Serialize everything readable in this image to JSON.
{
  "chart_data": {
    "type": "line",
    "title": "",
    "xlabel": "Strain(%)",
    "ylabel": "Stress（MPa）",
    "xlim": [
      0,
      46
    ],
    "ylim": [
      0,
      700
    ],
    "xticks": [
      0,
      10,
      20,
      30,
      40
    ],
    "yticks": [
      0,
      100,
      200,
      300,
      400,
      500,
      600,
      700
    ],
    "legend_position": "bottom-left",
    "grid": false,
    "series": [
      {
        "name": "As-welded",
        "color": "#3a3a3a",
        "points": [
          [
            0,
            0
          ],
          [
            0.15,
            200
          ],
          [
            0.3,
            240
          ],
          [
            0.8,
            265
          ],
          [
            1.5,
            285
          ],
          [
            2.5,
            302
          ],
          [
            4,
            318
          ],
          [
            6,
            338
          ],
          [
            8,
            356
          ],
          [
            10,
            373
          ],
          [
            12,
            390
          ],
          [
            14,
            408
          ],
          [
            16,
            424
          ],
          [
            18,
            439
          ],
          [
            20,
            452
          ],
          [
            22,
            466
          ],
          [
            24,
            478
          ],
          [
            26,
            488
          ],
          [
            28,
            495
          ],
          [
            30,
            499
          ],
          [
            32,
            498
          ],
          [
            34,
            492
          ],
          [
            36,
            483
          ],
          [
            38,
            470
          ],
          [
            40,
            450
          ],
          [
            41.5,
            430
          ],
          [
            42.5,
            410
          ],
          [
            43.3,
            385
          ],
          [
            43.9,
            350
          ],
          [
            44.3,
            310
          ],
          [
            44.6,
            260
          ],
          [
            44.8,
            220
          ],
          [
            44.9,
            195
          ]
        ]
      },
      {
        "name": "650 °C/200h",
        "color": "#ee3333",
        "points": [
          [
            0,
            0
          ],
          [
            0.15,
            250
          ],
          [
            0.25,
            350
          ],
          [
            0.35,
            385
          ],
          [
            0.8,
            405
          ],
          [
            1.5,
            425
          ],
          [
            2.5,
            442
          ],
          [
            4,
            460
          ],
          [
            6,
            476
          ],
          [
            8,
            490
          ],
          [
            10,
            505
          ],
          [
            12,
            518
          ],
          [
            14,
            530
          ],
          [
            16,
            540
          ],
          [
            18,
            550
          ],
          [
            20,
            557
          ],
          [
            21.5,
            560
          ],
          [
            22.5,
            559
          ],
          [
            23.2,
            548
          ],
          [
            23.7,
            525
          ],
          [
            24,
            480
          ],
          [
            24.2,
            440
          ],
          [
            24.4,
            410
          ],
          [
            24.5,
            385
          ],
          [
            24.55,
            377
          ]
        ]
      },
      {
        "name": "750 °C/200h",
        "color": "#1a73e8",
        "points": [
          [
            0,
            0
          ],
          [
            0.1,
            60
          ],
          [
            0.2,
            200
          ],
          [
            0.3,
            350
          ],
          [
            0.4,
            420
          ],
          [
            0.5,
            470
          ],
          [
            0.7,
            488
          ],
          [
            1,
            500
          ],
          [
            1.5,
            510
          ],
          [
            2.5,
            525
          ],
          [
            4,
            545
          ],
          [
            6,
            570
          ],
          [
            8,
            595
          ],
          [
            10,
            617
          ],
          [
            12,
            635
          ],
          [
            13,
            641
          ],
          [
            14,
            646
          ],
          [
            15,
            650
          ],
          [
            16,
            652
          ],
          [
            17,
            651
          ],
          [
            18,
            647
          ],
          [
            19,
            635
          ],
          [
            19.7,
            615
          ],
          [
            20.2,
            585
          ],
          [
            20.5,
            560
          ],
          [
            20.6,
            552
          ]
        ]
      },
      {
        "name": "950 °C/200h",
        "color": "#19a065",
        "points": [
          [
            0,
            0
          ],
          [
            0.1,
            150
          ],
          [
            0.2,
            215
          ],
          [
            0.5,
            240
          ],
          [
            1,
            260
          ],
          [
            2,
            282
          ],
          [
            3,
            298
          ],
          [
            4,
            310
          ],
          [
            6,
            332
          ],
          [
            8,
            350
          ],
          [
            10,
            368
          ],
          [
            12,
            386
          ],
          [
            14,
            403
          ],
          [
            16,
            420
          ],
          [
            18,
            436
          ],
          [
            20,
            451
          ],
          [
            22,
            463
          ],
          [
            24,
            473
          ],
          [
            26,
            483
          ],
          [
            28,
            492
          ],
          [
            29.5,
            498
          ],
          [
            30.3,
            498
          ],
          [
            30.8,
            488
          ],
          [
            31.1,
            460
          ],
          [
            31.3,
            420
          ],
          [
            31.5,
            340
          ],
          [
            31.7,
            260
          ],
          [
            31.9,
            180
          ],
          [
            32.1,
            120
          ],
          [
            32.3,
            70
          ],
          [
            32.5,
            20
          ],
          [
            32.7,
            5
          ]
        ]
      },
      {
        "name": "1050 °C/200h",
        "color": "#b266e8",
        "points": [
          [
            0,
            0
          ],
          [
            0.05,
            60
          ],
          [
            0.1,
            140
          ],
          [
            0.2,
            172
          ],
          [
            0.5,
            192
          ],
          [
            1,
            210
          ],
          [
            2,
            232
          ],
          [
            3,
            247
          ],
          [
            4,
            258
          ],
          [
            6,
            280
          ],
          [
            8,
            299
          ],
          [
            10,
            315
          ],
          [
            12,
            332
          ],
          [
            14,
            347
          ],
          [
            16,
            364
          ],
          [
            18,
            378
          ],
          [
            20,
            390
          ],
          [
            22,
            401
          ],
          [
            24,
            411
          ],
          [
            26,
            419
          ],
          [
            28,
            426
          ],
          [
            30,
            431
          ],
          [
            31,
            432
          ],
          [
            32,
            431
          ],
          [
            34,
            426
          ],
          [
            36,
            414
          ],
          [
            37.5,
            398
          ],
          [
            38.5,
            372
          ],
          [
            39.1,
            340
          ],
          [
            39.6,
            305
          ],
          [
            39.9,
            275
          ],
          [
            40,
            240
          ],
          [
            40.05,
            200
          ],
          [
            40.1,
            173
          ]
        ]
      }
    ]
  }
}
* * * * *
TASK DESCRIPTION:
Write out the material from the first line to the last, exactly.

RESULT OF THE EXERCISE:
Serialize everything readable in this image to JSON.
{
  "chart_data": {
    "type": "line",
    "title": "",
    "xlabel": "Strain(%)",
    "ylabel": "Stress（MPa）",
    "xlim": [
      0,
      46
    ],
    "ylim": [
      0,
      700
    ],
    "xticks": [
      0,
      10,
      20,
      30,
      40
    ],
    "yticks": [
      0,
      100,
      200,
      300,
      400,
      500,
      600,
      700
    ],
    "legend_position": "bottom-left",
    "grid": false,
    "series": [
      {
        "name": "As-welded",
        "color": "#3a3a3a",
        "points": [
          [
            0,
            0
          ],
          [
            0.15,
            200
          ],
          [
            0.3,
            240
          ],
          [
            0.8,
            265
          ],
          [
            1.5,
            285
          ],
          [
            2.5,
            302
          ],
          [
            4,
            318
          ],
          [
            6,
            338
          ],
          [
            8,
            356
          ],
          [
            10,
            373
          ],
          [
            12,
            390
          ],
          [
            14,
            408
          ],
          [
            16,
            424
          ],
          [
            18,
            439
          ],
          [
            20,
            452
          ],
          [
            22,
            466
          ],
          [
            24,
            478
          ],
          [
            26,
            488
          ],
          [
            28,
            495
          ],
          [
            30,
            499
          ],
          [
            32,
            498
          ],
          [
            34,
            492
          ],
          [
            36,
            483
          ],
          [
            38,
            470
          ],
          [
            40,
            450
          ],
          [
            41.5,
            430
          ],
          [
            42.5,
            410
          ],
          [
            43.3,
            385
          ],
          [
            43.9,
            350
          ],
          [
            44.3,
            310
          ],
          [
            44.6,
            260
          ],
          [
            44.8,
            220
          ],
          [
            44.9,
            195
          ]
        ]
      },
      {
        "name": "650 °C/200h",
        "color": "#ee3333",
        "points": [
          [
            0,
            0
          ],
          [
            0.15,
            250
          ],
          [
            0.25,
            350
          ],
          [
            0.35,
            385
          ],
          [
            0.8,
            405
          ],
          [
            1.5,
            425
          ],
          [
            2.5,
            442
          ],
          [
            4,
            460
          ],
          [
            6,
            476
          ],
          [
            8,
            490
          ],
          [
            10,
            505
          ],
          [
            12,
            518
          ],
          [
            14,
            530
          ],
          [
            16,
            540
          ],
          [
            18,
            550
          ],
          [
            20,
            557
          ],
          [
            21.5,
            560
          ],
          [
            22.5,
            559
          ],
          [
            23.2,
            548
          ],
          [
            23.7,
            525
          ],
          [
            24,
            480
          ],
          [
            24.2,
            440
          ],
          [
            24.4,
            410
          ],
          [
            24.5,
            385
          ],
          [
            24.55,
            377
          ]
        ]
      },
      {
        "name": "750 °C/200h",
        "color": "#1a73e8",
        "points": [
          [
            0,
            0
          ],
          [
            0.1,
            60
          ],
          [
            0.2,
            200
          ],
          [
            0.3,
            350
          ],
          [
            0.4,
            420
          ],
          [
            0.5,
            470
          ],
          [
            0.7,
            488
          ],
          [
            1,
            500
          ],
          [
            1.5,
            510
          ],
          [
            2.5,
            525
          ],
          [
            4,
            545
          ],
          [
            6,
            570
          ],
          [
            8,
            595
          ],
          [
            10,
            617
          ],
          [
            12,
            635
          ],
          [
            13,
            641
          ],
          [
            14,
            646
          ],
          [
            15,
            650
          ],
          [
            16,
            652
          ],
          [
            17,
            651
          ],
          [
            18,
            647
          ],
          [
            19,
            635
          ],
          [
            19.7,
            615
          ],
          [
            20.2,
            585
          ],
          [
            20.5,
            560
          ],
          [
            20.6,
            552
          ]
        ]
      },
      {
        "name": "950 °C/200h",
        "color": "#19a065",
        "points": [
          [
            0,
            0
          ],
          [
            0.1,
            150
          ],
          [
            0.2,
            215
          ],
          [
            0.5,
            240
          ],
          [
            1,
            260
          ],
          [
            2,
            282
          ],
          [
            3,
            298
          ],
          [
            4,
            310
          ],
          [
            6,
            332
          ],
          [
            8,
            350
          ],
          [
            10,
            368
          ],
          [
            12,
            386
          ],
          [
            14,
            403
          ],
          [
            16,
            420
          ],
          [
            18,
            436
          ],
          [
            20,
            451
          ],
          [
            22,
            463
          ],
          [
            24,
            473
          ],
          [
            26,
            483
          ],
          [
            28,
            492
          ],
          [
            29.5,
            498
          ],
          [
            30.3,
            498
          ],
          [
            30.8,
            488
          ],
          [
            31.1,
            460
          ],
          [
            31.3,
            420
          ],
          [
            31.5,
            340
          ],
          [
            31.7,
            260
          ],
          [
            31.9,
            180
          ],
          [
            32.1,
            120
          ],
          [
            32.3,
            70
          ],
          [
            32.5,
            20
          ],
          [
            32.7,
            5
          ]
        ]
      },
      {
        "name": "1050 °C/200h",
        "color": "#b266e8",
        "points": [
          [
            0,
            0
          ],
          [
            0.05,
            60
          ],
          [
            0.1,
            140
          ],
          [
            0.2,
            172
          ],
          [
            0.5,
            192
          ],
          [
            1,
            210
          ],
          [
            2,
            232
          ],
          [
            3,
            247
          ],
          [
            4,
            258
          ],
          [
            6,
            280
          ],
          [
            8,
            299
          ],
          [
            10,
            315
          ],
          [
            12,
            332
          ],
          [
            14,
            347
          ],
          [
            16,
            364
          ],
          [
            18,
            378
          ],
          [
            20,
            390
          ],
          [
            22,
            401
          ],
          [
            24,
            411
          ],
          [
            26,
            419
          ],
          [
            28,
            426
          ],
          [
            30,
            431
          ],
          [
            31,
            432
          ],
          [
            32,
            431
          ],
          [
            34,
            426
          ],
          [
            36,
            414
          ],
          [
            37.5,
            398
          ],
          [
            38.5,
            372
          ],
          [
            39.1,
            340
          ],
          [
            39.6,
            305
          ],
          [
            39.9,
            275
          ],
          [
            40,
            240
          ],
          [
            40.05,
            200
          ],
          [
            40.1,
            173
          ]
        ]
      }
    ]
  }
}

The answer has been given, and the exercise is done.